[Collection entries]
<<<<

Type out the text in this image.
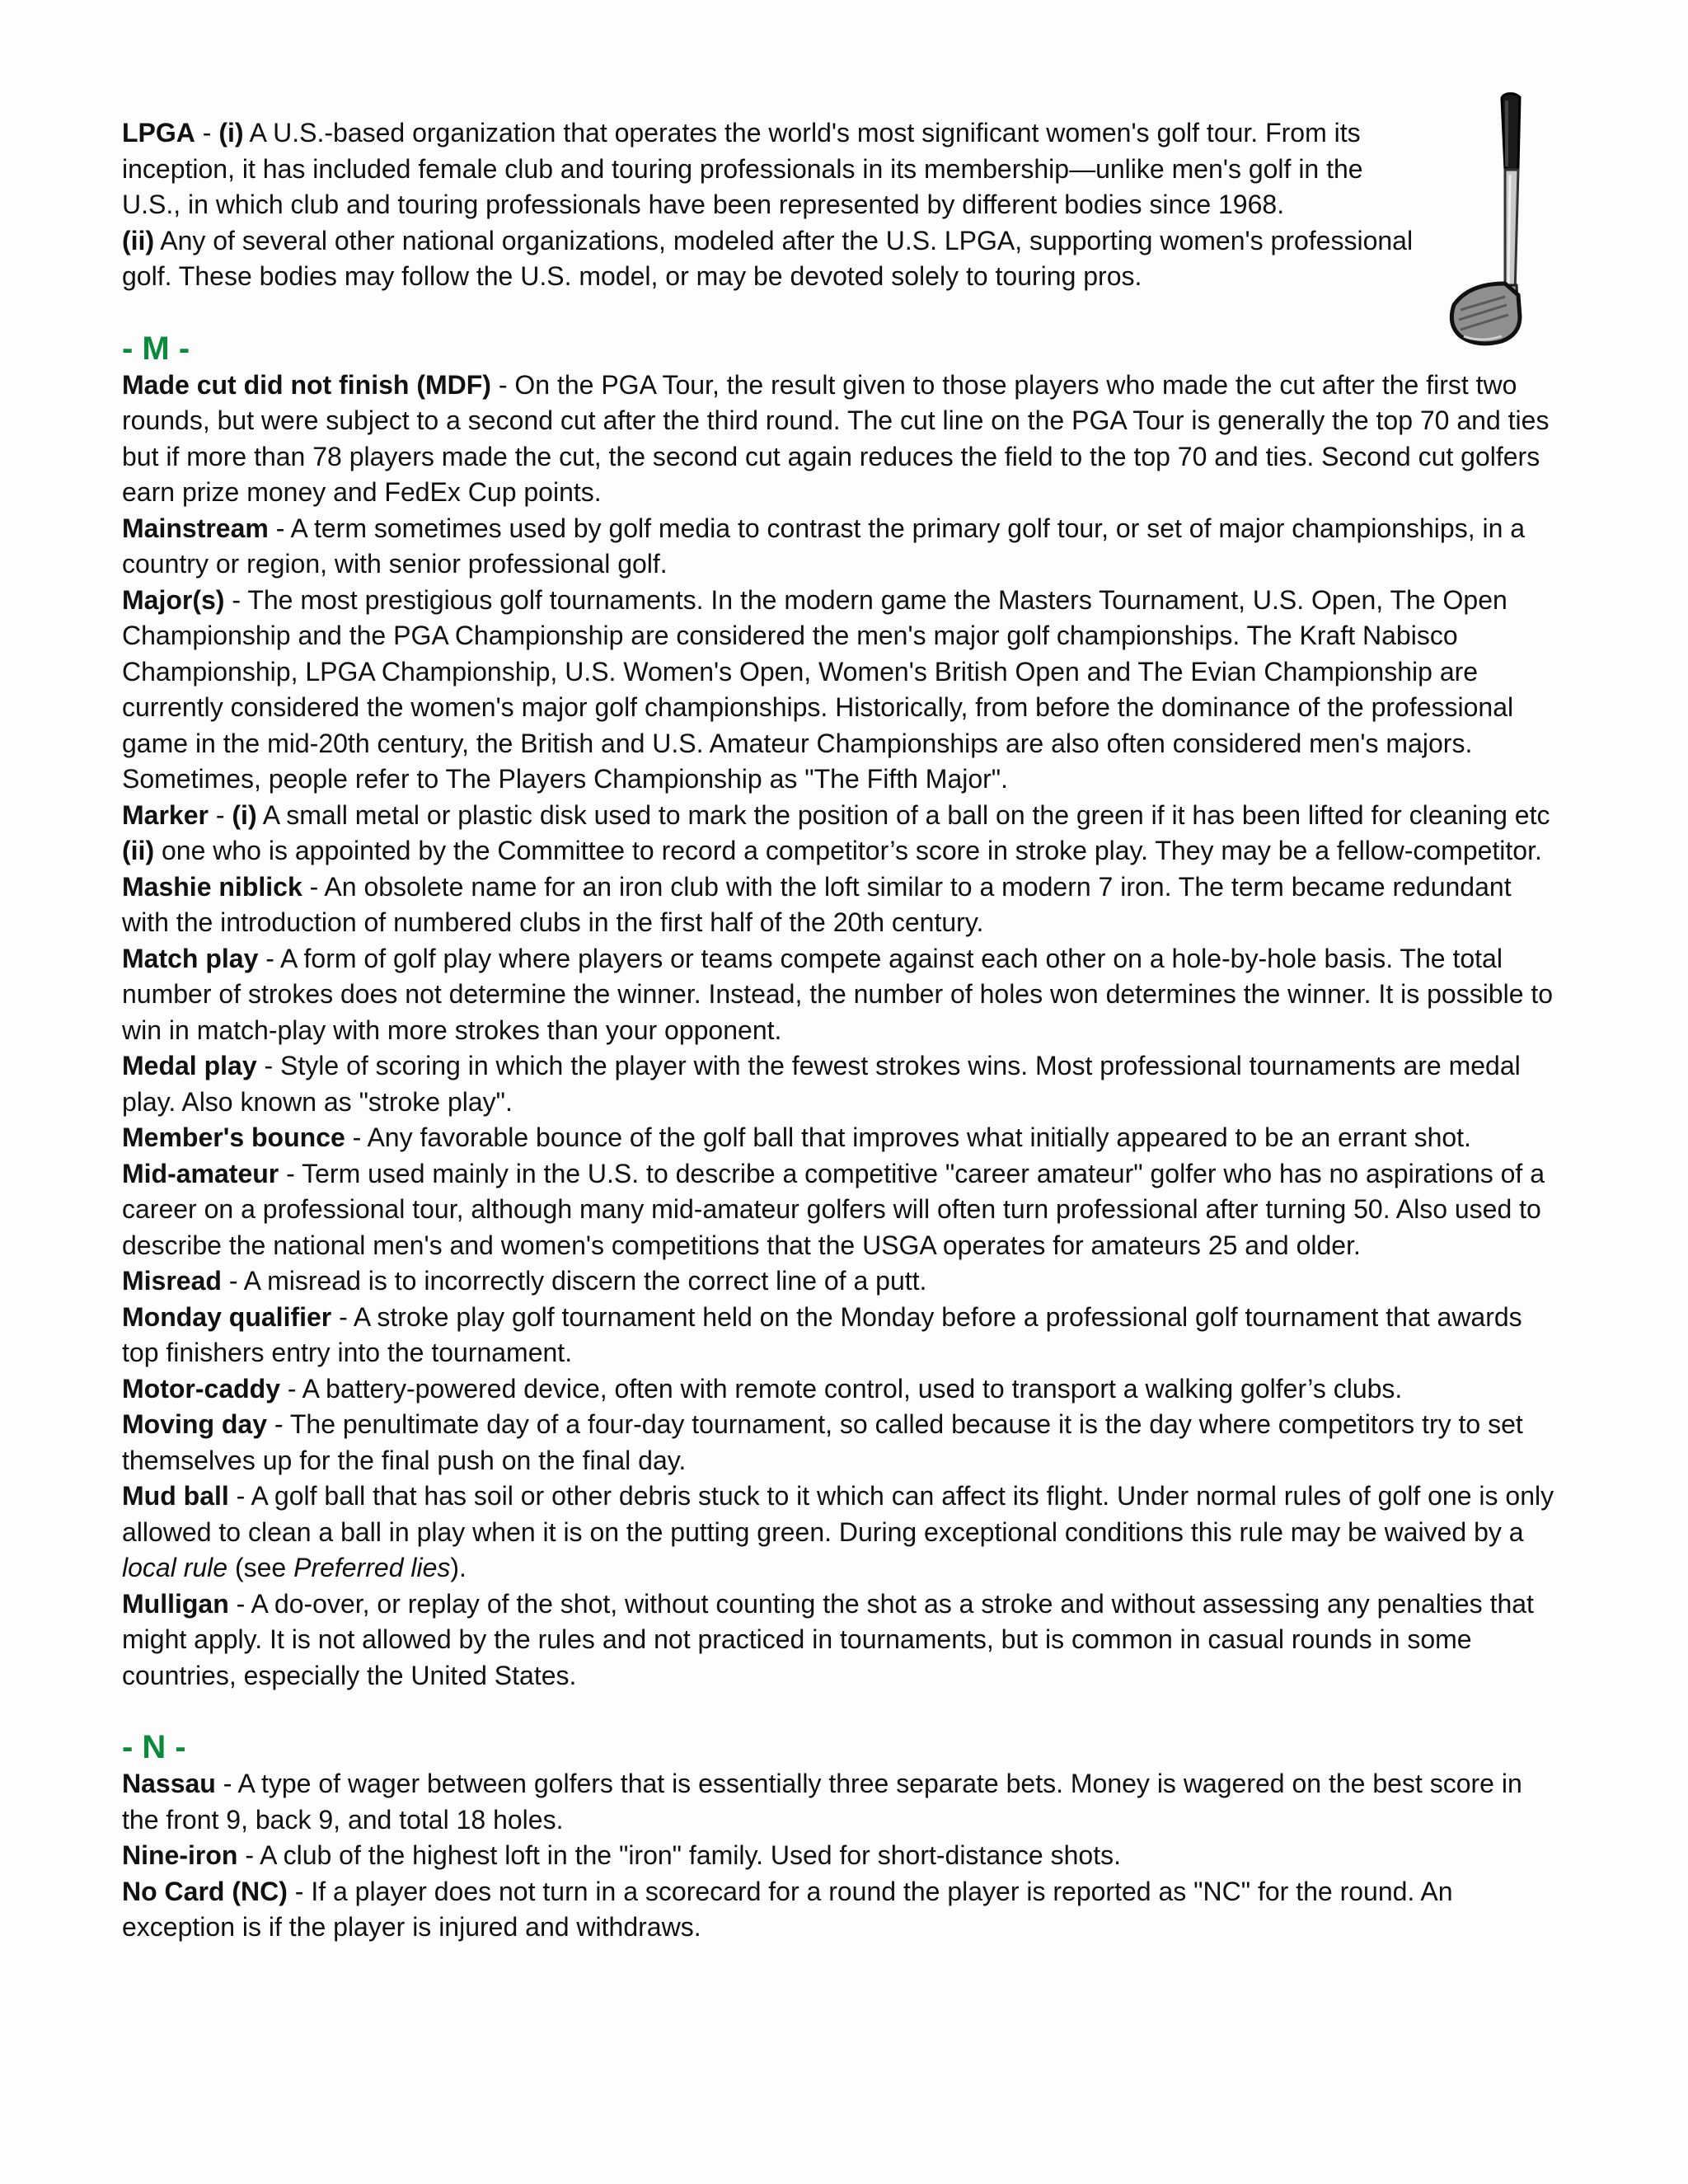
LPGA - (i) A U.S.-based organization that operates the world's most significant women's golf tour. From its inception, it has included female club and touring professionals in its membership—unlike men's golf in the U.S., in which club and touring professionals have been represented by different bodies since 1968.

(ii) Any of several other national organizations, modeled after the U.S. LPGA, supporting women's professional golf. These bodies may follow the U.S. model, or may be devoted solely to touring pros.

- M -

Made cut did not finish (MDF) - On the PGA Tour, the result given to those players who made the cut after the first two rounds, but were subject to a second cut after the third round. The cut line on the PGA Tour is generally the top 70 and ties but if more than 78 players made the cut, the second cut again reduces the field to the top 70 and ties. Second cut golfers earn prize money and FedEx Cup points.

Mainstream - A term sometimes used by golf media to contrast the primary golf tour, or set of major championships, in a country or region, with senior professional golf.

Major(s) - The most prestigious golf tournaments. In the modern game the Masters Tournament, U.S. Open, The Open Championship and the PGA Championship are considered the men's major golf championships. The Kraft Nabisco Championship, LPGA Championship, U.S. Women's Open, Women's British Open and The Evian Championship are currently considered the women's major golf championships. Historically, from before the dominance of the professional game in the mid-20th century, the British and U.S. Amateur Championships are also often considered men's majors. Sometimes, people refer to The Players Championship as "The Fifth Major".

Marker - (i) A small metal or plastic disk used to mark the position of a ball on the green if it has been lifted for cleaning etc

(ii) one who is appointed by the Committee to record a competitor’s score in stroke play. They may be a fellow-competitor.

Mashie niblick - An obsolete name for an iron club with the loft similar to a modern 7 iron. The term became redundant with the introduction of numbered clubs in the first half of the 20th century.

Match play - A form of golf play where players or teams compete against each other on a hole-by-hole basis. The total number of strokes does not determine the winner. Instead, the number of holes won determines the winner. It is possible to win in match-play with more strokes than your opponent.

Medal play - Style of scoring in which the player with the fewest strokes wins. Most professional tournaments are medal play. Also known as "stroke play".

Member's bounce - Any favorable bounce of the golf ball that improves what initially appeared to be an errant shot.

Mid-amateur - Term used mainly in the U.S. to describe a competitive "career amateur" golfer who has no aspirations of a career on a professional tour, although many mid-amateur golfers will often turn professional after turning 50. Also used to describe the national men's and women's competitions that the USGA operates for amateurs 25 and older.

Misread - A misread is to incorrectly discern the correct line of a putt.

Monday qualifier - A stroke play golf tournament held on the Monday before a professional golf tournament that awards top finishers entry into the tournament.

Motor-caddy - A battery-powered device, often with remote control, used to transport a walking golfer’s clubs.

Moving day - The penultimate day of a four-day tournament, so called because it is the day where competitors try to set themselves up for the final push on the final day.

Mud ball - A golf ball that has soil or other debris stuck to it which can affect its flight. Under normal rules of golf one is only allowed to clean a ball in play when it is on the putting green. During exceptional conditions this rule may be waived by a local rule (see Preferred lies).

Mulligan - A do-over, or replay of the shot, without counting the shot as a stroke and without assessing any penalties that might apply. It is not allowed by the rules and not practiced in tournaments, but is common in casual rounds in some countries, especially the United States.

- N -

Nassau - A type of wager between golfers that is essentially three separate bets. Money is wagered on the best score in the front 9, back 9, and total 18 holes.

Nine-iron - A club of the highest loft in the "iron" family. Used for short-distance shots.

No Card (NC) - If a player does not turn in a scorecard for a round the player is reported as "NC" for the round. An exception is if the player is injured and withdraws.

>>>>

▸ Objective: Transcribe every line in the entries above, taking out only the images.

▸ Solution for this problem:
Type out the text in this image.
LPGA - (i) A U.S.-based organization that operates the world's most significant women's golf tour. From its inception, it has included female club and touring professionals in its membership—unlike men's golf in the U.S., in which club and touring professionals have been represented by different bodies since 1968.

(ii) Any of several other national organizations, modeled after the U.S. LPGA, supporting women's professional golf. These bodies may follow the U.S. model, or may be devoted solely to touring pros.

- M -

Made cut did not finish (MDF) - On the PGA Tour, the result given to those players who made the cut after the first two rounds, but were subject to a second cut after the third round. The cut line on the PGA Tour is generally the top 70 and ties but if more than 78 players made the cut, the second cut again reduces the field to the top 70 and ties. Second cut golfers earn prize money and FedEx Cup points.

Mainstream - A term sometimes used by golf media to contrast the primary golf tour, or set of major championships, in a country or region, with senior professional golf.

Major(s) - The most prestigious golf tournaments. In the modern game the Masters Tournament, U.S. Open, The Open Championship and the PGA Championship are considered the men's major golf championships. The Kraft Nabisco Championship, LPGA Championship, U.S. Women's Open, Women's British Open and The Evian Championship are currently considered the women's major golf championships. Historically, from before the dominance of the professional game in the mid-20th century, the British and U.S. Amateur Championships are also often considered men's majors. Sometimes, people refer to The Players Championship as "The Fifth Major".

Marker - (i) A small metal or plastic disk used to mark the position of a ball on the green if it has been lifted for cleaning etc

(ii) one who is appointed by the Committee to record a competitor’s score in stroke play. They may be a fellow-competitor.

Mashie niblick - An obsolete name for an iron club with the loft similar to a modern 7 iron. The term became redundant with the introduction of numbered clubs in the first half of the 20th century.

Match play - A form of golf play where players or teams compete against each other on a hole-by-hole basis. The total number of strokes does not determine the winner. Instead, the number of holes won determines the winner. It is possible to win in match-play with more strokes than your opponent.

Medal play - Style of scoring in which the player with the fewest strokes wins. Most professional tournaments are medal play. Also known as "stroke play".

Member's bounce - Any favorable bounce of the golf ball that improves what initially appeared to be an errant shot.

Mid-amateur - Term used mainly in the U.S. to describe a competitive "career amateur" golfer who has no aspirations of a career on a professional tour, although many mid-amateur golfers will often turn professional after turning 50. Also used to describe the national men's and women's competitions that the USGA operates for amateurs 25 and older.

Misread - A misread is to incorrectly discern the correct line of a putt.

Monday qualifier - A stroke play golf tournament held on the Monday before a professional golf tournament that awards top finishers entry into the tournament.

Motor-caddy - A battery-powered device, often with remote control, used to transport a walking golfer’s clubs.

Moving day - The penultimate day of a four-day tournament, so called because it is the day where competitors try to set themselves up for the final push on the final day.

Mud ball - A golf ball that has soil or other debris stuck to it which can affect its flight. Under normal rules of golf one is only allowed to clean a ball in play when it is on the putting green. During exceptional conditions this rule may be waived by a local rule (see Preferred lies).

Mulligan - A do-over, or replay of the shot, without counting the shot as a stroke and without assessing any penalties that might apply. It is not allowed by the rules and not practiced in tournaments, but is common in casual rounds in some countries, especially the United States.

- N -

Nassau - A type of wager between golfers that is essentially three separate bets. Money is wagered on the best score in the front 9, back 9, and total 18 holes.

Nine-iron - A club of the highest loft in the "iron" family. Used for short-distance shots.

No Card (NC) - If a player does not turn in a scorecard for a round the player is reported as "NC" for the round. An exception is if the player is injured and withdraws.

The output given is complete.